Records from a data source:

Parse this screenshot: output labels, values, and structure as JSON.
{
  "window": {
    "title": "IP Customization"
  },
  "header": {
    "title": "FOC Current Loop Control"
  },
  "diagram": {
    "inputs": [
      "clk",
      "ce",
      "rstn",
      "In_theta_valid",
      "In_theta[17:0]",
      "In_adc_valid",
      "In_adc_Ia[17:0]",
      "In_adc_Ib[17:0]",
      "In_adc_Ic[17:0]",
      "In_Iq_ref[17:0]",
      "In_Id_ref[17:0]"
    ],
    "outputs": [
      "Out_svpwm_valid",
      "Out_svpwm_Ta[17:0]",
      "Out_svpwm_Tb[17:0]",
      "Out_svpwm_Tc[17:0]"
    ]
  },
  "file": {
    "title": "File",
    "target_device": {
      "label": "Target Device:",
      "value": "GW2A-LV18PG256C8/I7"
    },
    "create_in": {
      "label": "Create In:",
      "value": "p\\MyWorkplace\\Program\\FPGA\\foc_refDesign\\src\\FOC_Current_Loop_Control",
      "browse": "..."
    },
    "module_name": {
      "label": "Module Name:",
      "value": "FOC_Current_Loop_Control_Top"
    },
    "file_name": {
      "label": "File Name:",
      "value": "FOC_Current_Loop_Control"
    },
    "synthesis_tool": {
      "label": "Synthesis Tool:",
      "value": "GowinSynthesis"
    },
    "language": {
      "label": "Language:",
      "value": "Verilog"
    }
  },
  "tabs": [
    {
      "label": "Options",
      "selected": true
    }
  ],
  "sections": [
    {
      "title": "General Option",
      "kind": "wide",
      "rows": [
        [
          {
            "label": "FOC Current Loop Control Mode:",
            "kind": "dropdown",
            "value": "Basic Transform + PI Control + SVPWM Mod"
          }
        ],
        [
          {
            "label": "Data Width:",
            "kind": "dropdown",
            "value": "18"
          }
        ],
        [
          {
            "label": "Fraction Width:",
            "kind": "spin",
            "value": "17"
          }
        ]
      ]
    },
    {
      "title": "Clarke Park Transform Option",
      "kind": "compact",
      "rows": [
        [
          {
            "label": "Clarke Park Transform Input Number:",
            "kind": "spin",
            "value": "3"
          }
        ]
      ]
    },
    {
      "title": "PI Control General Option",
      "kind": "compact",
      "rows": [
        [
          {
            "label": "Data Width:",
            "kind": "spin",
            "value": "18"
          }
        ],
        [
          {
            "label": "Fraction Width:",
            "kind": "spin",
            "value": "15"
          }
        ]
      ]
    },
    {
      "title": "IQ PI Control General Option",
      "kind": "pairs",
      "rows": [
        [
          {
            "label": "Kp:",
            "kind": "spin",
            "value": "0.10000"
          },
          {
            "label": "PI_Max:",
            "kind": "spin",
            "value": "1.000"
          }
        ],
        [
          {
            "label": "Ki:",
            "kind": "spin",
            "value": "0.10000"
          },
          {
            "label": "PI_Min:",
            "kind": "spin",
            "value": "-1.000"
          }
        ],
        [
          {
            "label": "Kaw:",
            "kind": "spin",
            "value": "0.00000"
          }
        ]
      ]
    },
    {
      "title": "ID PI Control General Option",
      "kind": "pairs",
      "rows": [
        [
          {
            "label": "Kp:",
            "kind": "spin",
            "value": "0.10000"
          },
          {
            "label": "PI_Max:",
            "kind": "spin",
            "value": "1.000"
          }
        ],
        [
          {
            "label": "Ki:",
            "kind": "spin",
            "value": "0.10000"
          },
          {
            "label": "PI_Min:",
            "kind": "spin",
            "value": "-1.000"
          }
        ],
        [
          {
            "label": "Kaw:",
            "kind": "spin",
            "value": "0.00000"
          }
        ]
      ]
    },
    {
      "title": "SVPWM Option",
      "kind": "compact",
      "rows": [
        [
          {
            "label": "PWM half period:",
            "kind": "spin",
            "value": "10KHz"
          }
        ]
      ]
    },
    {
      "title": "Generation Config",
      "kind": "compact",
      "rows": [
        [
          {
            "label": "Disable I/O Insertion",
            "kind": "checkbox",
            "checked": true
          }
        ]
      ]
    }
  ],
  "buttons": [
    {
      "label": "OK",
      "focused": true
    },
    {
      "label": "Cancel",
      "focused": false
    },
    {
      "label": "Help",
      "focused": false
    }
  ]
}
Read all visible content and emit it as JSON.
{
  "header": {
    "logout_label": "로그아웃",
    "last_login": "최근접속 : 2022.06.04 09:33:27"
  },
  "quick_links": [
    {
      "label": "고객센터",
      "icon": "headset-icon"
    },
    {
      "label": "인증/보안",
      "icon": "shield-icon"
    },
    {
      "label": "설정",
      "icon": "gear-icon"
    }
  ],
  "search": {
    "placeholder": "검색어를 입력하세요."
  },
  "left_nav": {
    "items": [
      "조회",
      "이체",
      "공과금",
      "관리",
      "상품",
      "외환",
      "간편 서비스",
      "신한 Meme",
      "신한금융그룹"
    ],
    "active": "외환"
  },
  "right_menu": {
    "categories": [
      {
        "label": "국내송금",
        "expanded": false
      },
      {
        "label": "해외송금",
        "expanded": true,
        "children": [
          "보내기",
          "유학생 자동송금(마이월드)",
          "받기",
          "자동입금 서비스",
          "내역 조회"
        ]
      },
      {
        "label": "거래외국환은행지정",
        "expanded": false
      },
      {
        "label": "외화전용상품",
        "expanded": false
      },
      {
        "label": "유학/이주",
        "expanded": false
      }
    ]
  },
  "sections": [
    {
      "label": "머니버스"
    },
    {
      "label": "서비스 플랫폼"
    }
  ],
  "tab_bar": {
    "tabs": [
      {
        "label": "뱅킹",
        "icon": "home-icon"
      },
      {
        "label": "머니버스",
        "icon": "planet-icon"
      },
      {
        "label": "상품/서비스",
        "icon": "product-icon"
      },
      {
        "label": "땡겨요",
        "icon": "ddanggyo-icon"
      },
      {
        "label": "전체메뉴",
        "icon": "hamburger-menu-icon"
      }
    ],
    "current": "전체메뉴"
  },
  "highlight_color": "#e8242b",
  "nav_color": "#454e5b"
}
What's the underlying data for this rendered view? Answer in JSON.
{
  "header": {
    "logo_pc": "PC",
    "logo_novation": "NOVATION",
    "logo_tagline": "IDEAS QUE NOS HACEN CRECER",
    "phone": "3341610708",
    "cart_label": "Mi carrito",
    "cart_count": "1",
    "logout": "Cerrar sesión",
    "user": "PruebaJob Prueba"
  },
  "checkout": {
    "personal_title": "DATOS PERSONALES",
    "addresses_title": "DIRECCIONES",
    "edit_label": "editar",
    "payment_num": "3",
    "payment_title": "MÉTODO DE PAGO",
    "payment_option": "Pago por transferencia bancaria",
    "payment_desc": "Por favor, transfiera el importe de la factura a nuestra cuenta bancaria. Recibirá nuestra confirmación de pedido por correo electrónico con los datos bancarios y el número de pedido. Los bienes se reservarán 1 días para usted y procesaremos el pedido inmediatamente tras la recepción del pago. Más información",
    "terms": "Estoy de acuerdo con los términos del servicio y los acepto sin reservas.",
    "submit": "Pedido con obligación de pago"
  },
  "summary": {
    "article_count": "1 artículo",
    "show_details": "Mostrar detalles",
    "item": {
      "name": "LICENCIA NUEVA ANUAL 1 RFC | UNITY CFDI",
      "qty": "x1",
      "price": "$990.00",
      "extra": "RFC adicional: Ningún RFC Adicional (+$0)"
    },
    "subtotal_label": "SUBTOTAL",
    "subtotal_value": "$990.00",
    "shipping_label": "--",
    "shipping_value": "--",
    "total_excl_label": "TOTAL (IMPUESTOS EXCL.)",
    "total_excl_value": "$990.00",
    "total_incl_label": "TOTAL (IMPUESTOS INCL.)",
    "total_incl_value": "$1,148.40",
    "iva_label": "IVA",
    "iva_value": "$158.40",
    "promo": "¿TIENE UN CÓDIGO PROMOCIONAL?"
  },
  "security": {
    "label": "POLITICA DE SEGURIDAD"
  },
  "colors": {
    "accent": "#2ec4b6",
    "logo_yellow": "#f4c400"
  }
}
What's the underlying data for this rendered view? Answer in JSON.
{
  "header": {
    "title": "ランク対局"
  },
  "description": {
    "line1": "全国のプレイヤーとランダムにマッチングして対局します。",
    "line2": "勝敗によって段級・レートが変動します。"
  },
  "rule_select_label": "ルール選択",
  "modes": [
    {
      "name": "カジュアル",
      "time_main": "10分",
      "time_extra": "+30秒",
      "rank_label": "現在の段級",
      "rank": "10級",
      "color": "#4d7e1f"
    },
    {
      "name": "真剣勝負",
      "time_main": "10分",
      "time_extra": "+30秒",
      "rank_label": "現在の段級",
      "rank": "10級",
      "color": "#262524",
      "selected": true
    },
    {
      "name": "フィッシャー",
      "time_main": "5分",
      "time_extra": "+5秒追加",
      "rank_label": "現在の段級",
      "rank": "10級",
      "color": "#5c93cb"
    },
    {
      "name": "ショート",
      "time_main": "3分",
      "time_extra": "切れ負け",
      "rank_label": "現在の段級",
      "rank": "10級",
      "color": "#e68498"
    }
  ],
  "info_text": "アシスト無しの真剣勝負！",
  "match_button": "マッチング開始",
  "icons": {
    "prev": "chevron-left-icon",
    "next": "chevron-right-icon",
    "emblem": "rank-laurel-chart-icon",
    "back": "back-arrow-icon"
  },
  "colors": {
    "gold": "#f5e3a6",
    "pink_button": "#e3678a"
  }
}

**WHAT YOU NEED TO DO**
Using the entries above, state how many lines include the word "Transform", with no other words.

**WRITTEN SOLUTION**
3